** Begin Materials provided **
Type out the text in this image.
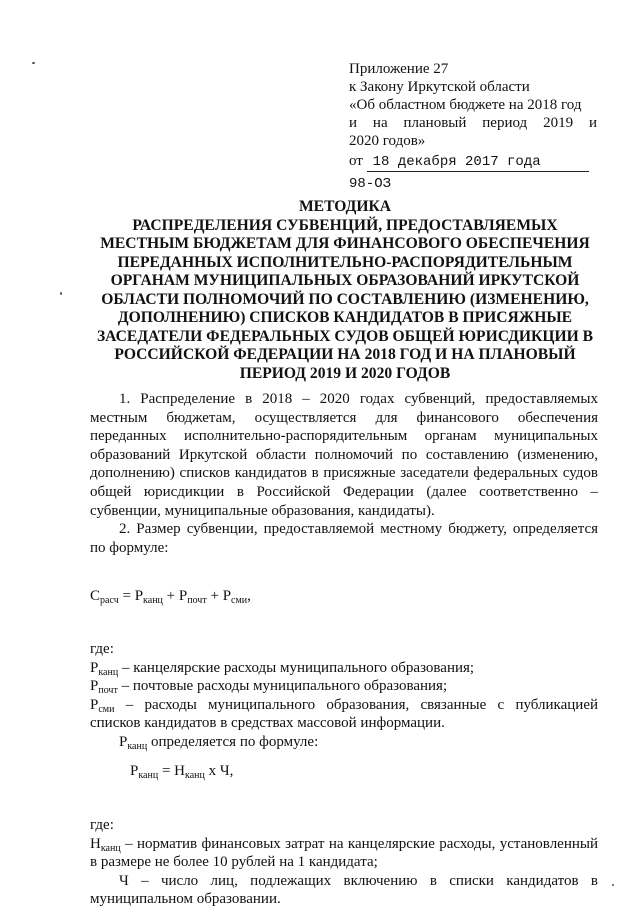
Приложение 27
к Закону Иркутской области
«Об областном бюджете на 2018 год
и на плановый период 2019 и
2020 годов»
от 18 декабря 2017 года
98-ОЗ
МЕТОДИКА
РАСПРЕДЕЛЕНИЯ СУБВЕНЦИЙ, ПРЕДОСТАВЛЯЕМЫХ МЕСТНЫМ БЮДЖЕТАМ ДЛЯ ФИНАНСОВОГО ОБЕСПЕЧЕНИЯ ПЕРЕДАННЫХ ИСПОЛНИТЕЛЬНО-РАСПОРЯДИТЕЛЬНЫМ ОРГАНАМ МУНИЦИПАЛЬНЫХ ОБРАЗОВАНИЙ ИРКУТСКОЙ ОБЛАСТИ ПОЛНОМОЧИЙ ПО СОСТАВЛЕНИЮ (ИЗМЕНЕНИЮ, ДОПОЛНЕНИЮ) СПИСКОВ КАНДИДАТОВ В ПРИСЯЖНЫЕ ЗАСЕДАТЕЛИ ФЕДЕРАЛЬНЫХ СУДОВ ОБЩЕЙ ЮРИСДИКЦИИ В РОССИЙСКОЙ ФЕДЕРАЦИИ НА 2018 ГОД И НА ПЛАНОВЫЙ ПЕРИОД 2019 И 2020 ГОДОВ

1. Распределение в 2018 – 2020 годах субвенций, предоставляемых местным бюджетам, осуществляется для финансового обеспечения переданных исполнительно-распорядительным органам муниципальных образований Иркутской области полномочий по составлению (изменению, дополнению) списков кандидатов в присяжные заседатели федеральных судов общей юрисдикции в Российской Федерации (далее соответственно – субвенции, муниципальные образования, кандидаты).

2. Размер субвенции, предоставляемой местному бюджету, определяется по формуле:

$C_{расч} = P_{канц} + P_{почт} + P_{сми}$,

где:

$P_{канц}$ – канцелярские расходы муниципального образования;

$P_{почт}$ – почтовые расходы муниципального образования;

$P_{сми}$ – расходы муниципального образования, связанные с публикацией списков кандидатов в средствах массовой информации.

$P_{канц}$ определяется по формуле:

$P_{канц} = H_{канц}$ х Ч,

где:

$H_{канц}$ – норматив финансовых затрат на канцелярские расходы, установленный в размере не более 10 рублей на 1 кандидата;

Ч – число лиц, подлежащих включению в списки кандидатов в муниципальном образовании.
** End Materials provided **
** Begin Materials provided **
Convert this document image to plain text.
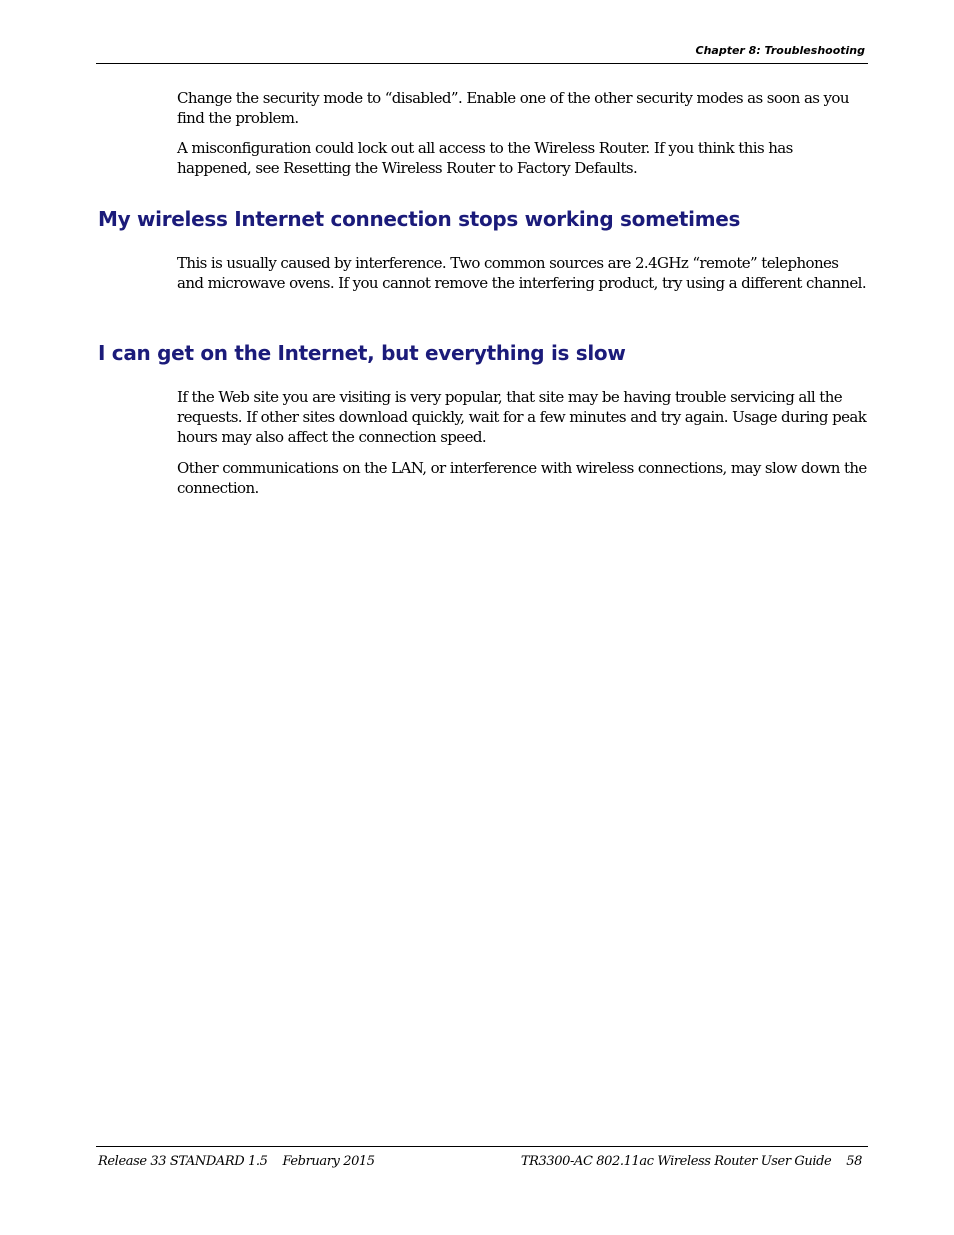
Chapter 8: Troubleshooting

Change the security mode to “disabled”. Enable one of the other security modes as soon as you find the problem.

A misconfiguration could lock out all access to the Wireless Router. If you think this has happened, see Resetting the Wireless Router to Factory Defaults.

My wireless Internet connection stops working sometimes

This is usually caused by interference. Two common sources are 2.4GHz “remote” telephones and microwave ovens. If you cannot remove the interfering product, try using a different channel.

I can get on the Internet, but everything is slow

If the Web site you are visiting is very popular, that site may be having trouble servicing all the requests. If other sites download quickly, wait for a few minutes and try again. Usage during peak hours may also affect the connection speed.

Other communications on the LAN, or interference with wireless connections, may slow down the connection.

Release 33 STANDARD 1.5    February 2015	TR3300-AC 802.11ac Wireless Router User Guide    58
** End Materials provided **
Task requirements:
Look through the records and gather every line containing "субвенции".

Exercise solution:
1. Распределение в 2018 – 2020 годах субвенций, предоставляемых местным бюджетам, осуществляется для финансового обеспечения переданных исполнительно-распорядительным органам муниципальных образований Иркутской области полномочий по составлению (изменению, дополнению) списков кандидатов в присяжные заседатели федеральных судов общей юрисдикции в Российской Федерации (далее соответственно – субвенции, муниципальные образования, кандидаты).
2. Размер субвенции, предоставляемой местному бюджету, определяется по формуле:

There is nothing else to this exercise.